Prompt
Without including any images, reproduce each entry exactly.

Exercise materials
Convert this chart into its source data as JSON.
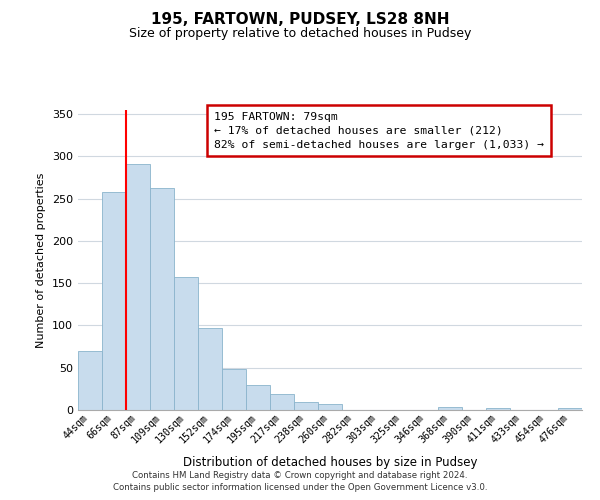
{
  "title": "195, FARTOWN, PUDSEY, LS28 8NH",
  "subtitle": "Size of property relative to detached houses in Pudsey",
  "xlabel": "Distribution of detached houses by size in Pudsey",
  "ylabel": "Number of detached properties",
  "bar_color": "#c8dced",
  "bar_edge_color": "#8ab4cc",
  "categories": [
    "44sqm",
    "66sqm",
    "87sqm",
    "109sqm",
    "130sqm",
    "152sqm",
    "174sqm",
    "195sqm",
    "217sqm",
    "238sqm",
    "260sqm",
    "282sqm",
    "303sqm",
    "325sqm",
    "346sqm",
    "368sqm",
    "390sqm",
    "411sqm",
    "433sqm",
    "454sqm",
    "476sqm"
  ],
  "values": [
    70,
    258,
    291,
    263,
    157,
    97,
    48,
    29,
    19,
    10,
    7,
    0,
    0,
    0,
    0,
    4,
    0,
    2,
    0,
    0,
    2
  ],
  "ylim": [
    0,
    355
  ],
  "yticks": [
    0,
    50,
    100,
    150,
    200,
    250,
    300,
    350
  ],
  "red_line_x": 1.5,
  "annotation_text": "195 FARTOWN: 79sqm\n← 17% of detached houses are smaller (212)\n82% of semi-detached houses are larger (1,033) →",
  "annotation_box_color": "#ffffff",
  "annotation_box_edge_color": "#cc0000",
  "footer_line1": "Contains HM Land Registry data © Crown copyright and database right 2024.",
  "footer_line2": "Contains public sector information licensed under the Open Government Licence v3.0.",
  "background_color": "#ffffff",
  "grid_color": "#d0d8e0"
}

Written solution
Convert this chart into its source data as JSON.
{
  "title": "195, FARTOWN, PUDSEY, LS28 8NH",
  "subtitle": "Size of property relative to detached houses in Pudsey",
  "xlabel": "Distribution of detached houses by size in Pudsey",
  "ylabel": "Number of detached properties",
  "bar_color": "#c8dced",
  "bar_edge_color": "#8ab4cc",
  "categories": [
    "44sqm",
    "66sqm",
    "87sqm",
    "109sqm",
    "130sqm",
    "152sqm",
    "174sqm",
    "195sqm",
    "217sqm",
    "238sqm",
    "260sqm",
    "282sqm",
    "303sqm",
    "325sqm",
    "346sqm",
    "368sqm",
    "390sqm",
    "411sqm",
    "433sqm",
    "454sqm",
    "476sqm"
  ],
  "values": [
    70,
    258,
    291,
    263,
    157,
    97,
    48,
    29,
    19,
    10,
    7,
    0,
    0,
    0,
    0,
    4,
    0,
    2,
    0,
    0,
    2
  ],
  "ylim": [
    0,
    355
  ],
  "yticks": [
    0,
    50,
    100,
    150,
    200,
    250,
    300,
    350
  ],
  "red_line_x": 1.5,
  "annotation_text": "195 FARTOWN: 79sqm\n← 17% of detached houses are smaller (212)\n82% of semi-detached houses are larger (1,033) →",
  "annotation_box_color": "#ffffff",
  "annotation_box_edge_color": "#cc0000",
  "footer_line1": "Contains HM Land Registry data © Crown copyright and database right 2024.",
  "footer_line2": "Contains public sector information licensed under the Open Government Licence v3.0.",
  "background_color": "#ffffff",
  "grid_color": "#d0d8e0"
}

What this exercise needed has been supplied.